Set problem =>
State only how many lines contain the string "coordinate".

Provided data =>

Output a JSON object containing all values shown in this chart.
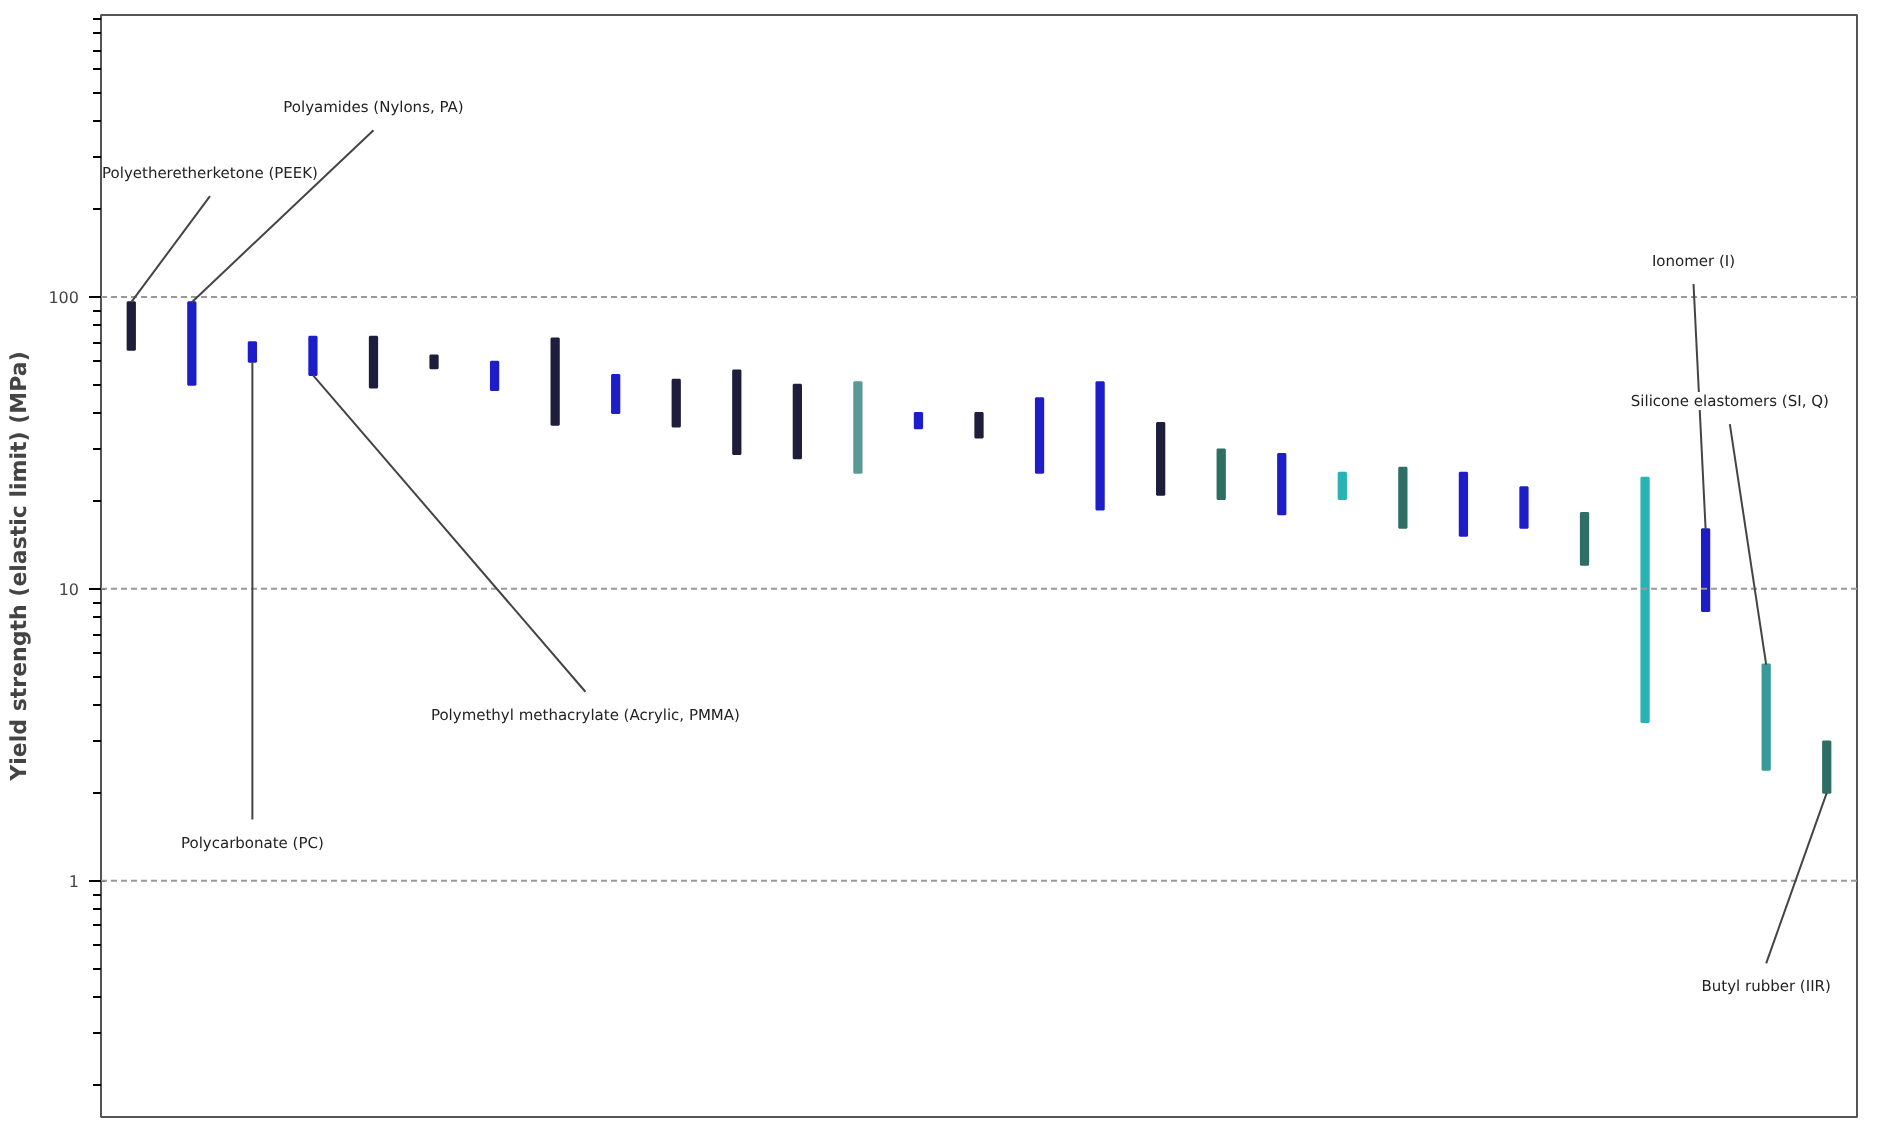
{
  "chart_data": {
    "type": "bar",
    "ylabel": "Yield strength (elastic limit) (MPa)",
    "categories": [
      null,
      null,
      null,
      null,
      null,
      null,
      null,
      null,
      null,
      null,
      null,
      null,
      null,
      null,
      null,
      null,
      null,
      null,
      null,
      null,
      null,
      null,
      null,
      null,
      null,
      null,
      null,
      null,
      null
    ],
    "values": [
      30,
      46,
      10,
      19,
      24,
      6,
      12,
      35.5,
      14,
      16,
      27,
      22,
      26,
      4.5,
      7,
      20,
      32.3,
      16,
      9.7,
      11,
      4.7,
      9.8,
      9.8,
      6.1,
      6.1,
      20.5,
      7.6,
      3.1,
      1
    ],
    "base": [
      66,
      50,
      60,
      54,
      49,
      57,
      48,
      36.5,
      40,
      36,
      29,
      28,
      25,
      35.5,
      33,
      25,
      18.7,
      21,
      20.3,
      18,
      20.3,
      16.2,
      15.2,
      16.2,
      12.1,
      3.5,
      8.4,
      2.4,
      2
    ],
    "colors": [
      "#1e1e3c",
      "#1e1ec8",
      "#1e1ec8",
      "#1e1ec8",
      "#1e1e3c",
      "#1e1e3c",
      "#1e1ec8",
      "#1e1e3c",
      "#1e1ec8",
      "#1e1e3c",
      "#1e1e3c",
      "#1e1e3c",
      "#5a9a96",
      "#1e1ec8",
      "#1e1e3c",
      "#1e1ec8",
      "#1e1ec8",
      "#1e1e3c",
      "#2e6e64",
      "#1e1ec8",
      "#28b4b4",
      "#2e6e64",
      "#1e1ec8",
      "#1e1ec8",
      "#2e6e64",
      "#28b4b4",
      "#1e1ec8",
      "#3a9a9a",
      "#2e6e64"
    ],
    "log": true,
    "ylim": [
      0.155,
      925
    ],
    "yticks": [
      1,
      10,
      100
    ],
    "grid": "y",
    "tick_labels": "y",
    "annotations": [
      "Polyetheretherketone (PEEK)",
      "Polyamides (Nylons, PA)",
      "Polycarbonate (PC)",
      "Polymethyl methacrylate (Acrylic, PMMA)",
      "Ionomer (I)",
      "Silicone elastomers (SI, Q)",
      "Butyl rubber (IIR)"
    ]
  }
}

--

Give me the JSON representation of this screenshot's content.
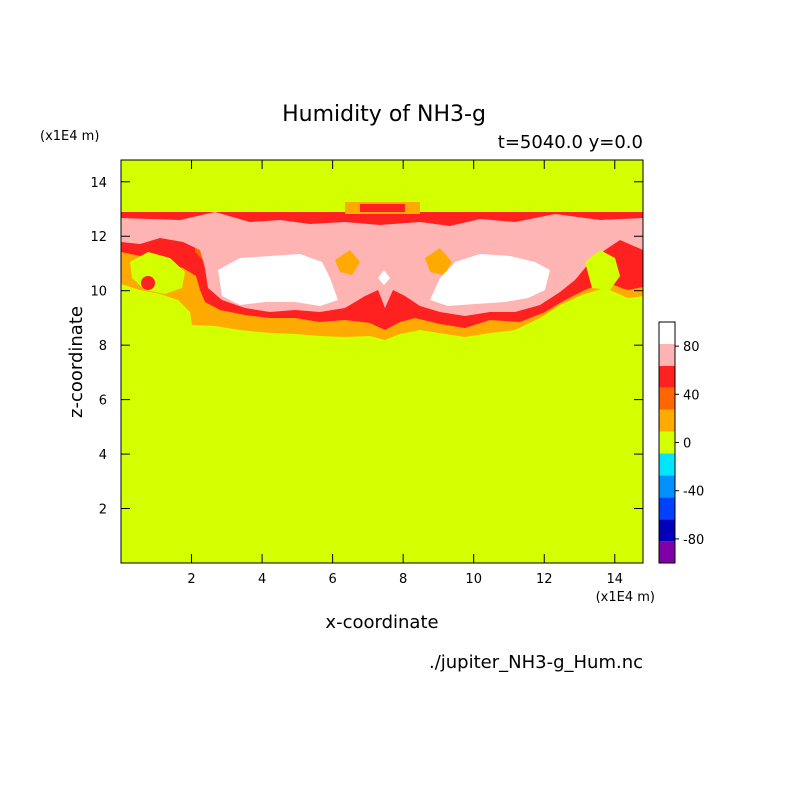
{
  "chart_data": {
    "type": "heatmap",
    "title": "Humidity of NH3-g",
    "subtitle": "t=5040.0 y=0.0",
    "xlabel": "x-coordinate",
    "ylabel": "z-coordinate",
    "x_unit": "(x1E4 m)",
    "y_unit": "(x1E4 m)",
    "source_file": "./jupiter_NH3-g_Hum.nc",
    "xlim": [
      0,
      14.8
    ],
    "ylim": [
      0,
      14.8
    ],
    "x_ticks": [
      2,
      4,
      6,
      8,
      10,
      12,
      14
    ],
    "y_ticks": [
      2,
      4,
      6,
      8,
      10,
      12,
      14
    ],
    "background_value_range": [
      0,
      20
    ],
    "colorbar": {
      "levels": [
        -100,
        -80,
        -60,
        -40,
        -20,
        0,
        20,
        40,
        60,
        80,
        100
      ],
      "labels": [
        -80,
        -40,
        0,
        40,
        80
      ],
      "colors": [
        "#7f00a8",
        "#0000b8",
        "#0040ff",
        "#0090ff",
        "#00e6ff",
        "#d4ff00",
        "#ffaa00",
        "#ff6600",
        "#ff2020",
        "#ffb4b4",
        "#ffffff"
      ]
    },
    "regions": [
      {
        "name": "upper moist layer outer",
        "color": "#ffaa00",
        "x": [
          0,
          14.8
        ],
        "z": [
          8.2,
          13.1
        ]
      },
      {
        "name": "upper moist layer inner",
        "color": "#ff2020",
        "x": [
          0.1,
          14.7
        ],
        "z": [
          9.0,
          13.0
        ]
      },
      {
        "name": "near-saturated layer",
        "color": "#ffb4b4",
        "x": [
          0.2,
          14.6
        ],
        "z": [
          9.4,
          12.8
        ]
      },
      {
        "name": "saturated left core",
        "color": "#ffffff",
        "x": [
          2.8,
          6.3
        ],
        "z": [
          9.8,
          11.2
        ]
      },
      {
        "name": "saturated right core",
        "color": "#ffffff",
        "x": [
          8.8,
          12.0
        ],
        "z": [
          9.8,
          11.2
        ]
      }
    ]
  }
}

--

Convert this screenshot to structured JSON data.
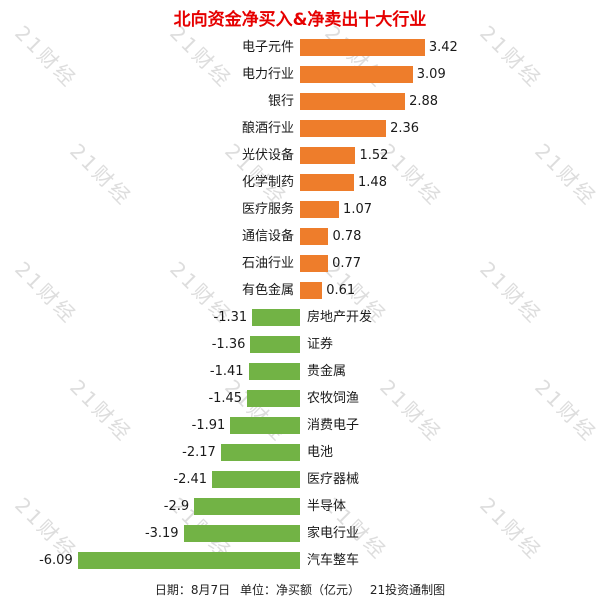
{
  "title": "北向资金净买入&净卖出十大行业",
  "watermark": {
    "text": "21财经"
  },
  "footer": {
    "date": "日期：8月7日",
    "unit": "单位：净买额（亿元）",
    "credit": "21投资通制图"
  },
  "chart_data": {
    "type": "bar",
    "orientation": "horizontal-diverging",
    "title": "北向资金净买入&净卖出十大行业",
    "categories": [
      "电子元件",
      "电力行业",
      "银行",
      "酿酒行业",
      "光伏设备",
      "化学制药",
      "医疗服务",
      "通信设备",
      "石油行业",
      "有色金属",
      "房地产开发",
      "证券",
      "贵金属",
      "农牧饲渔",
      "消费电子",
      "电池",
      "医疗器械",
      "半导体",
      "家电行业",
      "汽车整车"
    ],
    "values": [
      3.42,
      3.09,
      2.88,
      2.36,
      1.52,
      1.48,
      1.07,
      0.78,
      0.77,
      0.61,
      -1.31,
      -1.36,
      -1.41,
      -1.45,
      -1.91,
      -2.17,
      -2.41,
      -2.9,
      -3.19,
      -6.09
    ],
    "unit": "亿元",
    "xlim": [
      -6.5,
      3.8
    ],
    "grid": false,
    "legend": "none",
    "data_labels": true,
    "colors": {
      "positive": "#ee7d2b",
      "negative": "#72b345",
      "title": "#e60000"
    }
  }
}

Final result =>
2